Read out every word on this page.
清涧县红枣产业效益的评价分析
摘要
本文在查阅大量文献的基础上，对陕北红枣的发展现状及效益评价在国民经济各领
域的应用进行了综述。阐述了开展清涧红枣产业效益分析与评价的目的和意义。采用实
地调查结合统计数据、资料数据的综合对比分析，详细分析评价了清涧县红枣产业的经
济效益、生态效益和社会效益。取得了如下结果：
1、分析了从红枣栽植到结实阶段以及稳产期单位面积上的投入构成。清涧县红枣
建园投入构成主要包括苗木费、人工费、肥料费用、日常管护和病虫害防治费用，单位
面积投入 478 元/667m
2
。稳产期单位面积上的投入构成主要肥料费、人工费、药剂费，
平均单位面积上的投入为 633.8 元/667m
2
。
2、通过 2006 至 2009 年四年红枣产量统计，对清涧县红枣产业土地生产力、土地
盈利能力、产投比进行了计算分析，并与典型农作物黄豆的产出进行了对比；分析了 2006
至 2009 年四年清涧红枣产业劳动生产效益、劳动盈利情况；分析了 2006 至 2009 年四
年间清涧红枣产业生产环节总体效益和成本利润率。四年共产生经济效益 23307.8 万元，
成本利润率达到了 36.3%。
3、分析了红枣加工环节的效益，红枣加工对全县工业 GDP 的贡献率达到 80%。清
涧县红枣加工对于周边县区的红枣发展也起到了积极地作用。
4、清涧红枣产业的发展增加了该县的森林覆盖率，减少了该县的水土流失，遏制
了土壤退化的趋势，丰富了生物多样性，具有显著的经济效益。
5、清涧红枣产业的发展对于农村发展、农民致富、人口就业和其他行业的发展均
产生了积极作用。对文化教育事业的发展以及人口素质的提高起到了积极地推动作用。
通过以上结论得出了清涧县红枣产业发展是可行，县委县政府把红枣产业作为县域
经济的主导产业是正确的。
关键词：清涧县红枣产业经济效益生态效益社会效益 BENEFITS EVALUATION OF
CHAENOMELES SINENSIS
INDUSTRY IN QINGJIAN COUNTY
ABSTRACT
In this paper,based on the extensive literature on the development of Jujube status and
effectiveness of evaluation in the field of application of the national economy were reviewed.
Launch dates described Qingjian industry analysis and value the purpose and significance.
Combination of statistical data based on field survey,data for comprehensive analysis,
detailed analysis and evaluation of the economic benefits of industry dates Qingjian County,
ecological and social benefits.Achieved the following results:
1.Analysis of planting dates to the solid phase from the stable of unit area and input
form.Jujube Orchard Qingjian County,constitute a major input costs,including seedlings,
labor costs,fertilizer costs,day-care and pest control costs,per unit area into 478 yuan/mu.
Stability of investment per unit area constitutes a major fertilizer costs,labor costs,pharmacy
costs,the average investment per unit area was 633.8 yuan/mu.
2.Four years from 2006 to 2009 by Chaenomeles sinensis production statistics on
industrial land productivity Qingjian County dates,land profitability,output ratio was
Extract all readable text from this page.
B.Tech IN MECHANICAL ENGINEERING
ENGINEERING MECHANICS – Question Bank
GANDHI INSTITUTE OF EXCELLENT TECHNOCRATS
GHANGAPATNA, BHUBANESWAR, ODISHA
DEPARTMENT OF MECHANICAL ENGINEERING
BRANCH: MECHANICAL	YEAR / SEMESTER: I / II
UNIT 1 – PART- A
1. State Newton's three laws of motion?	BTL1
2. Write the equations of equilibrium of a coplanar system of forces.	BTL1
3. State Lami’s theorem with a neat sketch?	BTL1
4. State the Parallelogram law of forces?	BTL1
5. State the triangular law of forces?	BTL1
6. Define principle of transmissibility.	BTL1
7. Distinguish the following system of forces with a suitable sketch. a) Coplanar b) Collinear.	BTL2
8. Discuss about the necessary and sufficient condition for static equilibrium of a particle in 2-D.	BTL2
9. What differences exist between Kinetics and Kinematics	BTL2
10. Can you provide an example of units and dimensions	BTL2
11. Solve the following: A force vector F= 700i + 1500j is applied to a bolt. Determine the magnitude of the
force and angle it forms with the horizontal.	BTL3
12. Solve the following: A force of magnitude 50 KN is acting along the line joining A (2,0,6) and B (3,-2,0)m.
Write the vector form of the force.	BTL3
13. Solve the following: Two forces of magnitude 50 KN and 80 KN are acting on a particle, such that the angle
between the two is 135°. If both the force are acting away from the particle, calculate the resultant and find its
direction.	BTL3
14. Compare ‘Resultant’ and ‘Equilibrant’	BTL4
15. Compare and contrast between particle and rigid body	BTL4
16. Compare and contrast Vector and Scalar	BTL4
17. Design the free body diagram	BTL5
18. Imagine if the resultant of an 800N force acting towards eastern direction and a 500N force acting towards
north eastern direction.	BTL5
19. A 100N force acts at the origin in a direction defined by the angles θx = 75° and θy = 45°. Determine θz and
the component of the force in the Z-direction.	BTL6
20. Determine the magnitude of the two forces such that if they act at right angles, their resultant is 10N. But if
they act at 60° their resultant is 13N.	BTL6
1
• • • •
**Work to do**
Write out the entries above once more, without altering anything.

**Exercise response**
Read out every word on this page.
清涧县红枣产业效益的评价分析
摘要
本文在查阅大量文献的基础上，对陕北红枣的发展现状及效益评价在国民经济各领
域的应用进行了综述。阐述了开展清涧红枣产业效益分析与评价的目的和意义。采用实
地调查结合统计数据、资料数据的综合对比分析，详细分析评价了清涧县红枣产业的经
济效益、生态效益和社会效益。取得了如下结果：
1、分析了从红枣栽植到结实阶段以及稳产期单位面积上的投入构成。清涧县红枣
建园投入构成主要包括苗木费、人工费、肥料费用、日常管护和病虫害防治费用，单位
面积投入 478 元/667m
2
。稳产期单位面积上的投入构成主要肥料费、人工费、药剂费，
平均单位面积上的投入为 633.8 元/667m
2
。
2、通过 2006 至 2009 年四年红枣产量统计，对清涧县红枣产业土地生产力、土地
盈利能力、产投比进行了计算分析，并与典型农作物黄豆的产出进行了对比；分析了 2006
至 2009 年四年清涧红枣产业劳动生产效益、劳动盈利情况；分析了 2006 至 2009 年四
年间清涧红枣产业生产环节总体效益和成本利润率。四年共产生经济效益 23307.8 万元，
成本利润率达到了 36.3%。
3、分析了红枣加工环节的效益，红枣加工对全县工业 GDP 的贡献率达到 80%。清
涧县红枣加工对于周边县区的红枣发展也起到了积极地作用。
4、清涧红枣产业的发展增加了该县的森林覆盖率，减少了该县的水土流失，遏制
了土壤退化的趋势，丰富了生物多样性，具有显著的经济效益。
5、清涧红枣产业的发展对于农村发展、农民致富、人口就业和其他行业的发展均
产生了积极作用。对文化教育事业的发展以及人口素质的提高起到了积极地推动作用。
通过以上结论得出了清涧县红枣产业发展是可行，县委县政府把红枣产业作为县域
经济的主导产业是正确的。
关键词：清涧县红枣产业经济效益生态效益社会效益 BENEFITS EVALUATION OF
CHAENOMELES SINENSIS
INDUSTRY IN QINGJIAN COUNTY
ABSTRACT
In this paper,based on the extensive literature on the development of Jujube status and
effectiveness of evaluation in the field of application of the national economy were reviewed.
Launch dates described Qingjian industry analysis and value the purpose and significance.
Combination of statistical data based on field survey,data for comprehensive analysis,
detailed analysis and evaluation of the economic benefits of industry dates Qingjian County,
ecological and social benefits.Achieved the following results:
1.Analysis of planting dates to the solid phase from the stable of unit area and input
form.Jujube Orchard Qingjian County,constitute a major input costs,including seedlings,
labor costs,fertilizer costs,day-care and pest control costs,per unit area into 478 yuan/mu.
Stability of investment per unit area constitutes a major fertilizer costs,labor costs,pharmacy
costs,the average investment per unit area was 633.8 yuan/mu.
2.Four years from 2006 to 2009 by Chaenomeles sinensis production statistics on
industrial land productivity Qingjian County dates,land profitability,output ratio was
Extract all readable text from this page.
B.Tech IN MECHANICAL ENGINEERING
ENGINEERING MECHANICS – Question Bank
GANDHI INSTITUTE OF EXCELLENT TECHNOCRATS
GHANGAPATNA, BHUBANESWAR, ODISHA
DEPARTMENT OF MECHANICAL ENGINEERING
BRANCH: MECHANICAL	YEAR / SEMESTER: I / II
UNIT 1 – PART- A
1. State Newton's three laws of motion?	BTL1
2. Write the equations of equilibrium of a coplanar system of forces.	BTL1
3. State Lami’s theorem with a neat sketch?	BTL1
4. State the Parallelogram law of forces?	BTL1
5. State the triangular law of forces?	BTL1
6. Define principle of transmissibility.	BTL1
7. Distinguish the following system of forces with a suitable sketch. a) Coplanar b) Collinear.	BTL2
8. Discuss about the necessary and sufficient condition for static equilibrium of a particle in 2-D.	BTL2
9. What differences exist between Kinetics and Kinematics	BTL2
10. Can you provide an example of units and dimensions	BTL2
11. Solve the following: A force vector F= 700i + 1500j is applied to a bolt. Determine the magnitude of the
force and angle it forms with the horizontal.	BTL3
12. Solve the following: A force of magnitude 50 KN is acting along the line joining A (2,0,6) and B (3,-2,0)m.
Write the vector form of the force.	BTL3
13. Solve the following: Two forces of magnitude 50 KN and 80 KN are acting on a particle, such that the angle
between the two is 135°. If both the force are acting away from the particle, calculate the resultant and find its
direction.	BTL3
14. Compare ‘Resultant’ and ‘Equilibrant’	BTL4
15. Compare and contrast between particle and rigid body	BTL4
16. Compare and contrast Vector and Scalar	BTL4
17. Design the free body diagram	BTL5
18. Imagine if the resultant of an 800N force acting towards eastern direction and a 500N force acting towards
north eastern direction.	BTL5
19. A 100N force acts at the origin in a direction defined by the angles θx = 75° and θy = 45°. Determine θz and
the component of the force in the Z-direction.	BTL6
20. Determine the magnitude of the two forces such that if they act at right angles, their resultant is 10N. But if
they act at 60° their resultant is 13N.	BTL6
1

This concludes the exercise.